=== TASK GOAL ===
Pull out every line below that contains the word "Arachnida".

=== SUPPLIED RECORDS ===
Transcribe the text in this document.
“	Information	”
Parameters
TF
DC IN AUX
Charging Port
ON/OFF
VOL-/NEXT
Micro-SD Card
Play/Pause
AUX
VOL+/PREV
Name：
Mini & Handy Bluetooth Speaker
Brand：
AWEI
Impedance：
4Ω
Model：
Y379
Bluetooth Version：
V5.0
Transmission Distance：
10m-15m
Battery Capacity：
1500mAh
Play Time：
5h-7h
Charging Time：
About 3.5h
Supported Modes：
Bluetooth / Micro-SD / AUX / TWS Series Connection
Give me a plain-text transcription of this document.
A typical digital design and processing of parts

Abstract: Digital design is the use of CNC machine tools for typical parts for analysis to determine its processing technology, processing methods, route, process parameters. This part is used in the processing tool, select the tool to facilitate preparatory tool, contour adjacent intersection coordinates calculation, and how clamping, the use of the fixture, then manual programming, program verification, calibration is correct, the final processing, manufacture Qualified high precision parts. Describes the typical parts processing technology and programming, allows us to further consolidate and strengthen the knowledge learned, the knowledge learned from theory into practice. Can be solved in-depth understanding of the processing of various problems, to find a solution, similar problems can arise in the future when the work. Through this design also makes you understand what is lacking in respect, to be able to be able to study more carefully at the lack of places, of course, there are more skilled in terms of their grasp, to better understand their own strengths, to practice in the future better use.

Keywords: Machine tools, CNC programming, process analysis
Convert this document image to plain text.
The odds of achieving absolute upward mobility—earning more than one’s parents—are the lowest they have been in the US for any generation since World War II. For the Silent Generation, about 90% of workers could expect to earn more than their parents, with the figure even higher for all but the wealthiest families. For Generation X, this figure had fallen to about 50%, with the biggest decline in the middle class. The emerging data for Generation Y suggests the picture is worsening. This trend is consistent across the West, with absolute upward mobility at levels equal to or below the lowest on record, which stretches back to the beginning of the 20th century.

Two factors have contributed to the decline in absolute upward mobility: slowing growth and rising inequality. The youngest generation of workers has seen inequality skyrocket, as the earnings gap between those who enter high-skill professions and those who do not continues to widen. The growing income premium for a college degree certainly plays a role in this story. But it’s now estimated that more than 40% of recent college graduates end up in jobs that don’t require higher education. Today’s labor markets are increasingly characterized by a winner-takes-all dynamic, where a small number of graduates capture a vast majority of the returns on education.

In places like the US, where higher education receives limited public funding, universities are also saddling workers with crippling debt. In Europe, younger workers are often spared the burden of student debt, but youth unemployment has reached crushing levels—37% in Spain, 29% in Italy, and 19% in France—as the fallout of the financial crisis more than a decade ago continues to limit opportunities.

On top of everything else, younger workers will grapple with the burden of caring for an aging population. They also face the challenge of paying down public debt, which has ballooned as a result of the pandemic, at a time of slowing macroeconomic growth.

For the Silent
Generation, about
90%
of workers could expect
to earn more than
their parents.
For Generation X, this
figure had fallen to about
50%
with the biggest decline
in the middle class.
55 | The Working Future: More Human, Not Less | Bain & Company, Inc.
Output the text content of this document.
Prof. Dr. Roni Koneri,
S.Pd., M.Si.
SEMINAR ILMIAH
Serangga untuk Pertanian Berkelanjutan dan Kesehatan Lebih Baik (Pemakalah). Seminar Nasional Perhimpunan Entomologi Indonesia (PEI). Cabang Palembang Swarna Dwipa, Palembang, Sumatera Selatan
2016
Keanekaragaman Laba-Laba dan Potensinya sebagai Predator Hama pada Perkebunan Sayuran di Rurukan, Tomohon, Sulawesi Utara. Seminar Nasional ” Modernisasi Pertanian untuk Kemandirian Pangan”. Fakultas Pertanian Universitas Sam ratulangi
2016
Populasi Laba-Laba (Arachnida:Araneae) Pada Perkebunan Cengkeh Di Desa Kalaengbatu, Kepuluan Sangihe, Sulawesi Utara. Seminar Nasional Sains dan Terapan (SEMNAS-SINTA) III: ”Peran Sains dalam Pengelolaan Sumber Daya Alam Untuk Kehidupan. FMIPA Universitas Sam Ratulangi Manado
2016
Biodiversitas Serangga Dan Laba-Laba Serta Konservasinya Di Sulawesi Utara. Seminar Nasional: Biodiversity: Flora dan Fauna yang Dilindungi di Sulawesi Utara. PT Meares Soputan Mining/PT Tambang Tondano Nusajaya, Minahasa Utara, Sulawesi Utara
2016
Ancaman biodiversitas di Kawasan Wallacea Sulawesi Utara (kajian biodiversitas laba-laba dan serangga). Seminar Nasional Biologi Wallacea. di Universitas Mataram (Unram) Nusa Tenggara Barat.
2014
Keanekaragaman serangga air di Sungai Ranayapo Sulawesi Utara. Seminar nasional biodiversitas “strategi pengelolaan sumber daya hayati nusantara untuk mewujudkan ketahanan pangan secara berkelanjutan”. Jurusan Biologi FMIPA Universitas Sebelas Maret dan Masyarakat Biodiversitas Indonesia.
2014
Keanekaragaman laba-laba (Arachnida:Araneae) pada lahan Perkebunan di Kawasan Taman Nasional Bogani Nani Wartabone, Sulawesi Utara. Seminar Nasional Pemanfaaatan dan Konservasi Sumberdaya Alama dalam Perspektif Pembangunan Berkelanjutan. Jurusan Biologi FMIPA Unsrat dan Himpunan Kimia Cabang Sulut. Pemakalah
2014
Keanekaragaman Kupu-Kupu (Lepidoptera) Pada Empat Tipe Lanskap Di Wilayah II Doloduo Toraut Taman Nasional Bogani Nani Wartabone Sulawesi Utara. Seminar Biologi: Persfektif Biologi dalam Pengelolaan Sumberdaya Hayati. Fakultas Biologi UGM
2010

=== COMPLETED TASK ===
Populasi Laba-Laba (Arachnida:Araneae) Pada Perkebunan Cengkeh Di Desa Kalaengbatu, Kepuluan Sangihe, Sulawesi Utara. Seminar Nasional Sains dan Terapan (SEMNAS-SINTA) III: ”Peran Sains dalam Pengelolaan Sumber Daya Alam Untuk Kehidupan. FMIPA Universitas Sam Ratulangi Manado
Keanekaragaman laba-laba (Arachnida:Araneae) pada lahan Perkebunan di Kawasan Taman Nasional Bogani Nani Wartabone, Sulawesi Utara. Seminar Nasional Pemanfaaatan dan Konservasi Sumberdaya Alama dalam Perspektif Pembangunan Berkelanjutan. Jurusan Biologi FMIPA Unsrat dan Himpunan Kimia Cabang Sulut. Pemakalah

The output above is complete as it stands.